**WRITTEN PROBLEM:** Pictures do not belong in the copy; quote every entry below exactly.

────────────────

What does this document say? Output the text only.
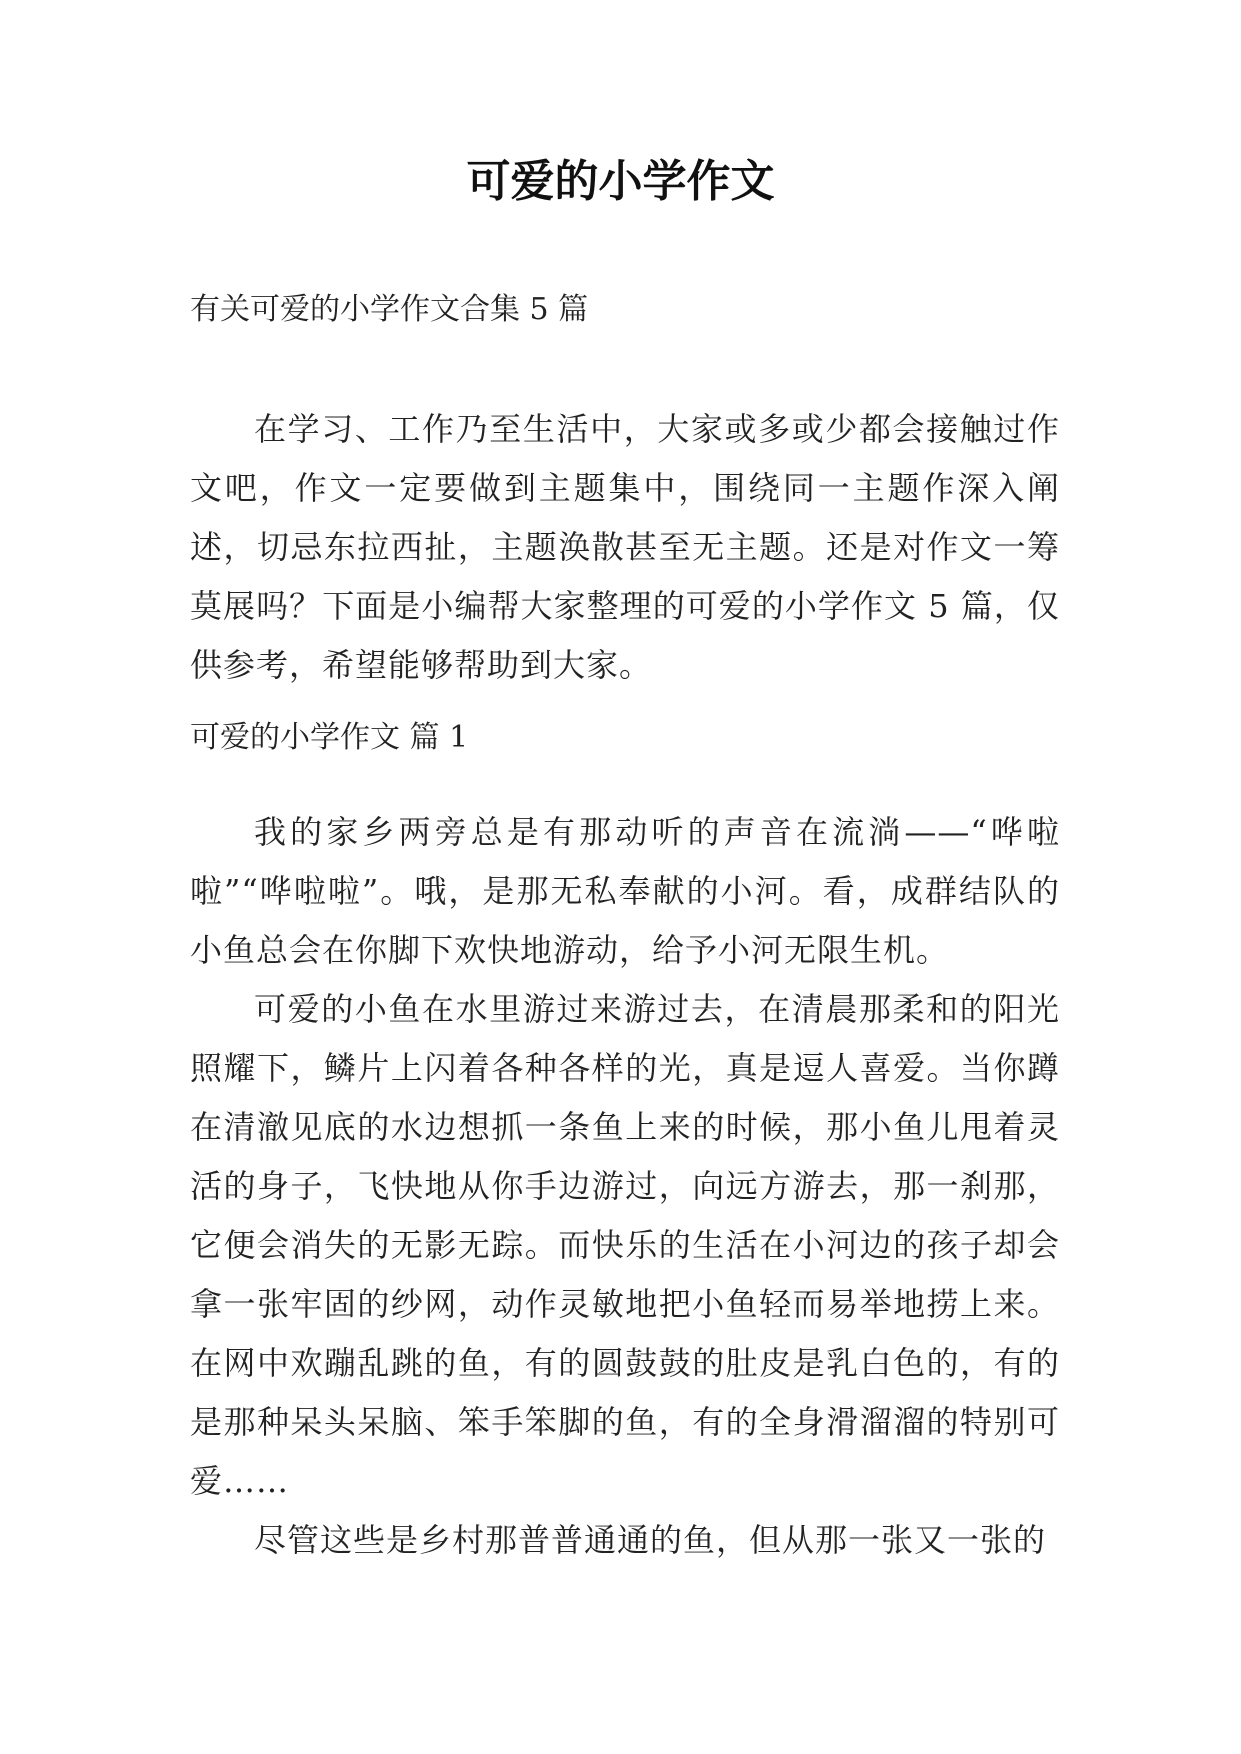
可爱的小学作文

有关可爱的小学作文合集 5 篇

在学习、工作乃至生活中，大家或多或少都会接触过作文吧，作文一定要做到主题集中，围绕同一主题作深入阐述，切忌东拉西扯，主题涣散甚至无主题。还是对作文一筹莫展吗？下面是小编帮大家整理的可爱的小学作文 5 篇，仅供参考，希望能够帮助到大家。

可爱的小学作文 篇 1

我的家乡两旁总是有那动听的声音在流淌——“哗啦啦”“哗啦啦”。哦，是那无私奉献的小河。看，成群结队的小鱼总会在你脚下欢快地游动，给予小河无限生机。

可爱的小鱼在水里游过来游过去，在清晨那柔和的阳光照耀下，鳞片上闪着各种各样的光，真是逗人喜爱。当你蹲在清澈见底的水边想抓一条鱼上来的时候，那小鱼儿甩着灵活的身子，飞快地从你手边游过，向远方游去，那一刹那，它便会消失的无影无踪。而快乐的生活在小河边的孩子却会拿一张牢固的纱网，动作灵敏地把小鱼轻而易举地捞上来。在网中欢蹦乱跳的鱼，有的圆鼓鼓的肚皮是乳白色的，有的是那种呆头呆脑、笨手笨脚的鱼，有的全身滑溜溜的特别可爱……

尽管这些是乡村那普普通通的鱼，但从那一张又一张的
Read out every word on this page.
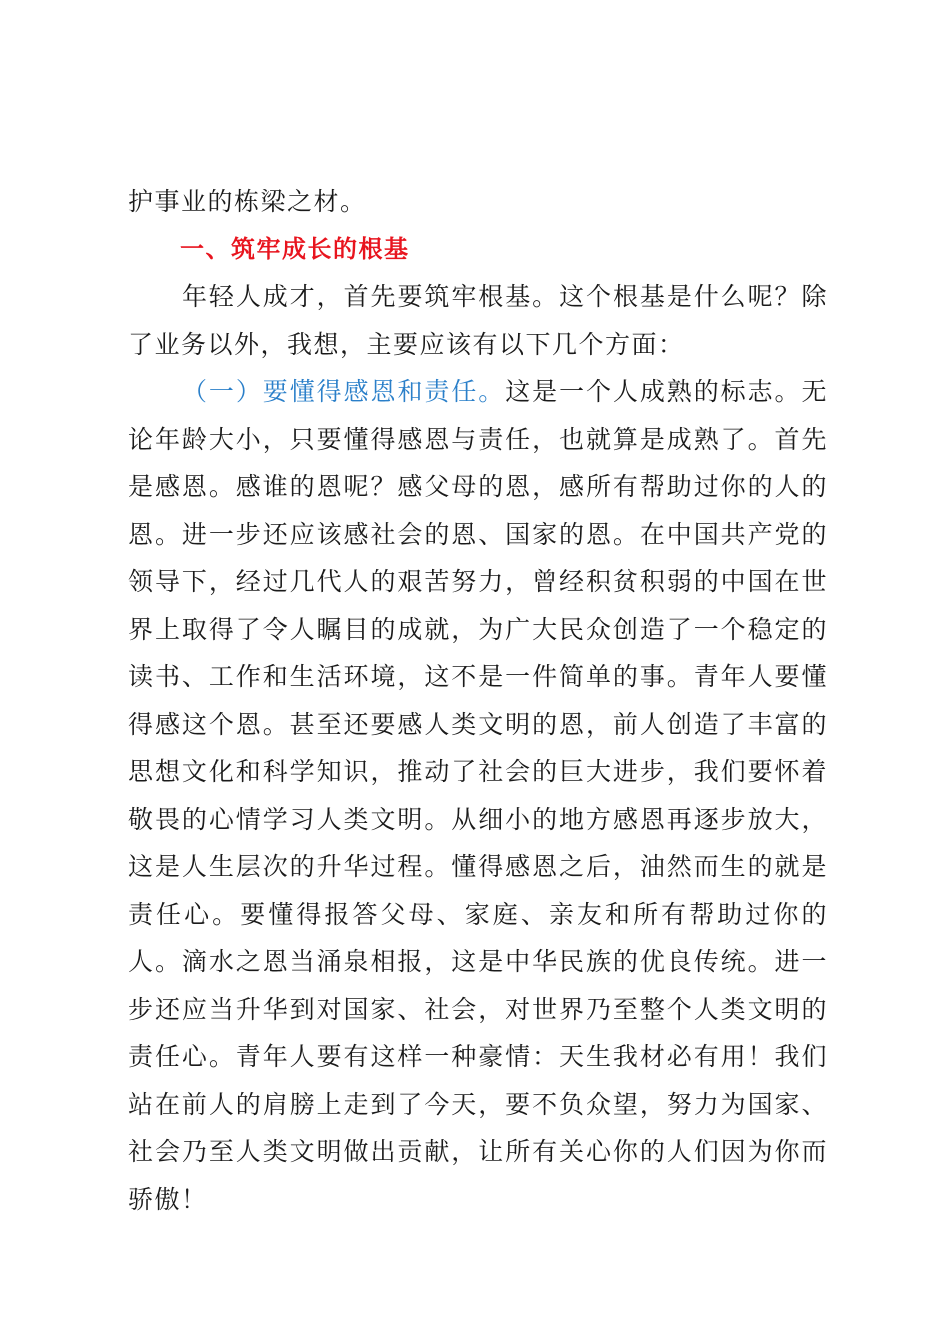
护事业的栋梁之材。

一、筑牢成长的根基

年轻人成才，首先要筑牢根基。这个根基是什么呢？除了业务以外，我想，主要应该有以下几个方面：

（一）要懂得感恩和责任。这是一个人成熟的标志。无论年龄大小，只要懂得感恩与责任，也就算是成熟了。首先是感恩。感谁的恩呢？感父母的恩，感所有帮助过你的人的恩。进一步还应该感社会的恩、国家的恩。在中国共产党的领导下，经过几代人的艰苦努力，曾经积贫积弱的中国在世界上取得了令人瞩目的成就，为广大民众创造了一个稳定的读书、工作和生活环境，这不是一件简单的事。青年人要懂得感这个恩。甚至还要感人类文明的恩，前人创造了丰富的思想文化和科学知识，推动了社会的巨大进步，我们要怀着敬畏的心情学习人类文明。从细小的地方感恩再逐步放大，这是人生层次的升华过程。懂得感恩之后，油然而生的就是责任心。要懂得报答父母、家庭、亲友和所有帮助过你的人。滴水之恩当涌泉相报，这是中华民族的优良传统。进一步还应当升华到对国家、社会，对世界乃至整个人类文明的责任心。青年人要有这样一种豪情：天生我材必有用！我们站在前人的肩膀上走到了今天，要不负众望，努力为国家、社会乃至人类文明做出贡献，让所有关心你的人们因为你而骄傲！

────────────────

**THE RESPONSE:**
What does this document say? Output the text only.
可爱的小学作文

有关可爱的小学作文合集 5 篇

在学习、工作乃至生活中，大家或多或少都会接触过作文吧，作文一定要做到主题集中，围绕同一主题作深入阐述，切忌东拉西扯，主题涣散甚至无主题。还是对作文一筹莫展吗？下面是小编帮大家整理的可爱的小学作文 5 篇，仅供参考，希望能够帮助到大家。

可爱的小学作文 篇 1

我的家乡两旁总是有那动听的声音在流淌——“哗啦啦”“哗啦啦”。哦，是那无私奉献的小河。看，成群结队的小鱼总会在你脚下欢快地游动，给予小河无限生机。

可爱的小鱼在水里游过来游过去，在清晨那柔和的阳光照耀下，鳞片上闪着各种各样的光，真是逗人喜爱。当你蹲在清澈见底的水边想抓一条鱼上来的时候，那小鱼儿甩着灵活的身子，飞快地从你手边游过，向远方游去，那一刹那，它便会消失的无影无踪。而快乐的生活在小河边的孩子却会拿一张牢固的纱网，动作灵敏地把小鱼轻而易举地捞上来。在网中欢蹦乱跳的鱼，有的圆鼓鼓的肚皮是乳白色的，有的是那种呆头呆脑、笨手笨脚的鱼，有的全身滑溜溜的特别可爱……

尽管这些是乡村那普普通通的鱼，但从那一张又一张的
Read out every word on this page.
护事业的栋梁之材。

一、筑牢成长的根基

年轻人成才，首先要筑牢根基。这个根基是什么呢？除了业务以外，我想，主要应该有以下几个方面：

（一）要懂得感恩和责任。这是一个人成熟的标志。无论年龄大小，只要懂得感恩与责任，也就算是成熟了。首先是感恩。感谁的恩呢？感父母的恩，感所有帮助过你的人的恩。进一步还应该感社会的恩、国家的恩。在中国共产党的领导下，经过几代人的艰苦努力，曾经积贫积弱的中国在世界上取得了令人瞩目的成就，为广大民众创造了一个稳定的读书、工作和生活环境，这不是一件简单的事。青年人要懂得感这个恩。甚至还要感人类文明的恩，前人创造了丰富的思想文化和科学知识，推动了社会的巨大进步，我们要怀着敬畏的心情学习人类文明。从细小的地方感恩再逐步放大，这是人生层次的升华过程。懂得感恩之后，油然而生的就是责任心。要懂得报答父母、家庭、亲友和所有帮助过你的人。滴水之恩当涌泉相报，这是中华民族的优良传统。进一步还应当升华到对国家、社会，对世界乃至整个人类文明的责任心。青年人要有这样一种豪情：天生我材必有用！我们站在前人的肩膀上走到了今天，要不负众望，努力为国家、社会乃至人类文明做出贡献，让所有关心你的人们因为你而骄傲！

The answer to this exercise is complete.